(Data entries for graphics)
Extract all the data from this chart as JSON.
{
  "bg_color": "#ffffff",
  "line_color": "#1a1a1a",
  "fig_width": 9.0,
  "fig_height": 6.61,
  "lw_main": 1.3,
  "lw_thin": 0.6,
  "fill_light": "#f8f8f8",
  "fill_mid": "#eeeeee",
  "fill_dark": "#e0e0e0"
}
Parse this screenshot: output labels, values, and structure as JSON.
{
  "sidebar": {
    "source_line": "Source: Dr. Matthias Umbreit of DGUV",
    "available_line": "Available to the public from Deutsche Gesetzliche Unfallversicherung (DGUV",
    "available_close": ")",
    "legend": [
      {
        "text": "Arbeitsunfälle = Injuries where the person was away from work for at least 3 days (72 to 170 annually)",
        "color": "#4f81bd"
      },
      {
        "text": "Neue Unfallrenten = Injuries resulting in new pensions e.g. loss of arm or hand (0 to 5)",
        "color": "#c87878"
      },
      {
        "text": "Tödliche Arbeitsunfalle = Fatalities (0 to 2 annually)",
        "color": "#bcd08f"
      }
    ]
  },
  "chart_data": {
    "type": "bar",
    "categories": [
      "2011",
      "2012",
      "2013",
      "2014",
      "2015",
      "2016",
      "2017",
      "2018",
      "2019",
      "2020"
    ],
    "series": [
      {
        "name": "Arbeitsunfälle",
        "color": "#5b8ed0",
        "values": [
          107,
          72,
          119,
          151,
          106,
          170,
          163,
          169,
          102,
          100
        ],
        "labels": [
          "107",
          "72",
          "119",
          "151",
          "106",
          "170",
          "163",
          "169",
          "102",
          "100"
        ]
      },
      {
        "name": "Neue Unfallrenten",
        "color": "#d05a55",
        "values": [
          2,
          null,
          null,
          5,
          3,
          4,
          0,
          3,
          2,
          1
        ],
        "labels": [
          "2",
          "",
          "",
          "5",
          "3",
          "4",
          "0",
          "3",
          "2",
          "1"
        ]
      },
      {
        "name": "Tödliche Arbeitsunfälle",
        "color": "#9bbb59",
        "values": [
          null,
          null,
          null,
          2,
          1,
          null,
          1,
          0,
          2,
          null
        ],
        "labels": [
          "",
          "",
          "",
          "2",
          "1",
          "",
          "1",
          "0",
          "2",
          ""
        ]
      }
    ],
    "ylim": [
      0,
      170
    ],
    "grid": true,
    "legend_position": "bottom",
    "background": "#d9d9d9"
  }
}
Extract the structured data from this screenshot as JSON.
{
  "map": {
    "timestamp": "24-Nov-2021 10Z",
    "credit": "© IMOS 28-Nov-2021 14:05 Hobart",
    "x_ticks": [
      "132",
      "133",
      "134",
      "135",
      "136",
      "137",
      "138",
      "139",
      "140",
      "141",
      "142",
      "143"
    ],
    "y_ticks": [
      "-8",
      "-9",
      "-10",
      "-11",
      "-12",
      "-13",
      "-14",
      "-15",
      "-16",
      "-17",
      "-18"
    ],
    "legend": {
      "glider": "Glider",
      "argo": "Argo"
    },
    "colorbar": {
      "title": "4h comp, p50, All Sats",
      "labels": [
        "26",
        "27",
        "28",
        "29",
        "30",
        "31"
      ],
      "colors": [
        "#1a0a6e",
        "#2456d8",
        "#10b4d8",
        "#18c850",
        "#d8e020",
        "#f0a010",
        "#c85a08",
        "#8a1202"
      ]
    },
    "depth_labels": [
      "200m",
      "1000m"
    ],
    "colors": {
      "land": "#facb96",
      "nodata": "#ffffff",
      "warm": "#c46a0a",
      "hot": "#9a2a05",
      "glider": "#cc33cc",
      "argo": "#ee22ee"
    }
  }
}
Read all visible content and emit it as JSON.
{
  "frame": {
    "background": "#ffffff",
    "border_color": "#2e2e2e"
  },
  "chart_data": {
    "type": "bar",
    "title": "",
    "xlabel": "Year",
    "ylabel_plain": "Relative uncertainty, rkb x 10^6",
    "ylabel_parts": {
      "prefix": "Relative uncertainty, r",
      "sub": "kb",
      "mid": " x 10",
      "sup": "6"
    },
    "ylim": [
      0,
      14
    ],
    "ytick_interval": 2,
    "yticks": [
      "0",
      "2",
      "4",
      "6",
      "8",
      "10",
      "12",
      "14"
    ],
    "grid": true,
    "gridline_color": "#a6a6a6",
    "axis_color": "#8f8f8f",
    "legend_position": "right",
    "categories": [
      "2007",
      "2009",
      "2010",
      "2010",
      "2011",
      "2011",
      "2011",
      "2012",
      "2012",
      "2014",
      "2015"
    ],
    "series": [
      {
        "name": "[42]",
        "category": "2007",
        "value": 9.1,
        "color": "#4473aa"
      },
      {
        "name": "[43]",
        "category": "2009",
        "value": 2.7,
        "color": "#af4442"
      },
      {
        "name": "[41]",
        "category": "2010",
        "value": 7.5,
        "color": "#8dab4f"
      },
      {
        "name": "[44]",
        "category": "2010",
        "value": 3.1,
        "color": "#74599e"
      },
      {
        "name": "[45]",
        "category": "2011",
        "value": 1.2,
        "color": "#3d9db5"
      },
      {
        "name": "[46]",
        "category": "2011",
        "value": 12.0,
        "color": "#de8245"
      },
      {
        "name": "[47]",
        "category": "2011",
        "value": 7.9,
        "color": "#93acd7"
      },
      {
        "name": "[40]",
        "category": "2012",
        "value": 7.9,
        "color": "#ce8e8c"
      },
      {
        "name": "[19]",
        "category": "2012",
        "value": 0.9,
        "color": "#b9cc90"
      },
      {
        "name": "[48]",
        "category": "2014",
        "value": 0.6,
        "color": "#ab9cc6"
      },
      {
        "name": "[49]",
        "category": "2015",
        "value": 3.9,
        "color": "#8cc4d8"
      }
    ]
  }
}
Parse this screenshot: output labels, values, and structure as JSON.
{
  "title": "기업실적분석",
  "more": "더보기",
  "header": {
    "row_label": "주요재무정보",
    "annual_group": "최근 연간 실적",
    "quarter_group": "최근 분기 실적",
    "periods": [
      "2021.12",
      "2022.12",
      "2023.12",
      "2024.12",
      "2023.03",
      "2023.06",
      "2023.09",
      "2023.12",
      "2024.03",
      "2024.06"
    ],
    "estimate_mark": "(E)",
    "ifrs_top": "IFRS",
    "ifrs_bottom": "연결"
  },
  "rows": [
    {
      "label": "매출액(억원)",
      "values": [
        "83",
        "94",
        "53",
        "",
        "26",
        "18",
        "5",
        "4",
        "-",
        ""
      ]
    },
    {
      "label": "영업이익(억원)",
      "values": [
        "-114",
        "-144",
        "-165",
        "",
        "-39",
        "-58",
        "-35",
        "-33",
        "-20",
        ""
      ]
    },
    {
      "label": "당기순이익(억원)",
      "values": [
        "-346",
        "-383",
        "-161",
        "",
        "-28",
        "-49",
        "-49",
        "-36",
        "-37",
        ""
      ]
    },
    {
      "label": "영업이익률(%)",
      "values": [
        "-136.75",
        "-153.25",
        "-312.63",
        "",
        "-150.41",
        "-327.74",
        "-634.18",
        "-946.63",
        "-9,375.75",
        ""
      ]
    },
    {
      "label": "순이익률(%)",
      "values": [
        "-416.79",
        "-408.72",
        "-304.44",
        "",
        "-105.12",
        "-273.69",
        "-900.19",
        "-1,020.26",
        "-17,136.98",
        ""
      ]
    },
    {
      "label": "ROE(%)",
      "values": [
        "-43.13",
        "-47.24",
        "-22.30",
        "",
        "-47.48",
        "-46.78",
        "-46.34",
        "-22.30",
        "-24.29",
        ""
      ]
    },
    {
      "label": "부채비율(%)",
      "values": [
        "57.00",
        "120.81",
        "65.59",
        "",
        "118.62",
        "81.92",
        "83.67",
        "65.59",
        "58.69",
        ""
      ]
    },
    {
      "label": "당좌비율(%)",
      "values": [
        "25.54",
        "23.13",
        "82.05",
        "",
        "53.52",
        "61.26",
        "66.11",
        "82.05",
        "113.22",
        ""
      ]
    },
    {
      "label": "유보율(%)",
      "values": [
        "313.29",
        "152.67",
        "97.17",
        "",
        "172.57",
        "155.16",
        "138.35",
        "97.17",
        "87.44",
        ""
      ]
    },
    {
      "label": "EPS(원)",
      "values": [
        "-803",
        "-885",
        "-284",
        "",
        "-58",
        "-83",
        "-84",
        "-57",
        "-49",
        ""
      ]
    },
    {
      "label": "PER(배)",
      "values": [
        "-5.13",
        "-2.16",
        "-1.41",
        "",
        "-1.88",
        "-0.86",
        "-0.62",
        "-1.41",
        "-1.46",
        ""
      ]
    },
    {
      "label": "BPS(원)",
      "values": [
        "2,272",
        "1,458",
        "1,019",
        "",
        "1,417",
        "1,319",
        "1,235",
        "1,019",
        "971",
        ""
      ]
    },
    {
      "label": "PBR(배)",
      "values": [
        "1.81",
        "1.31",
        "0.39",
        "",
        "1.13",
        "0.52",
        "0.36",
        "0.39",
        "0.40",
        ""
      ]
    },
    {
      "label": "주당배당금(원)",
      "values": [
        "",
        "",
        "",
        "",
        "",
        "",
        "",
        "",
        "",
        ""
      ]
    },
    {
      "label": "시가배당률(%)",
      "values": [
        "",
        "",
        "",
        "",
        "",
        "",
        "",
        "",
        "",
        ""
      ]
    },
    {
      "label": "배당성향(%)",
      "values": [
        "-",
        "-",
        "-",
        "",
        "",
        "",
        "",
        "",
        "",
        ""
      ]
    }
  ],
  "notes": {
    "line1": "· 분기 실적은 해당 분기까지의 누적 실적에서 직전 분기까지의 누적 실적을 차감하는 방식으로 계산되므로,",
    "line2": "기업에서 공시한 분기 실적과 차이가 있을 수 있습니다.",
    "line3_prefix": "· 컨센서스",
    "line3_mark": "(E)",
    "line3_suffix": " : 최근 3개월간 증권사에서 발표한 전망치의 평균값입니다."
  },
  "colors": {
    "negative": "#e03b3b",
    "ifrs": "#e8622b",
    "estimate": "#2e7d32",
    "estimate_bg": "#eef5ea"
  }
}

▸ **SHORT PROBLEM**:
Only the count is wanted: report how many lines of the material above hold the word "this".

▸ **TASK SOLUTION**:
4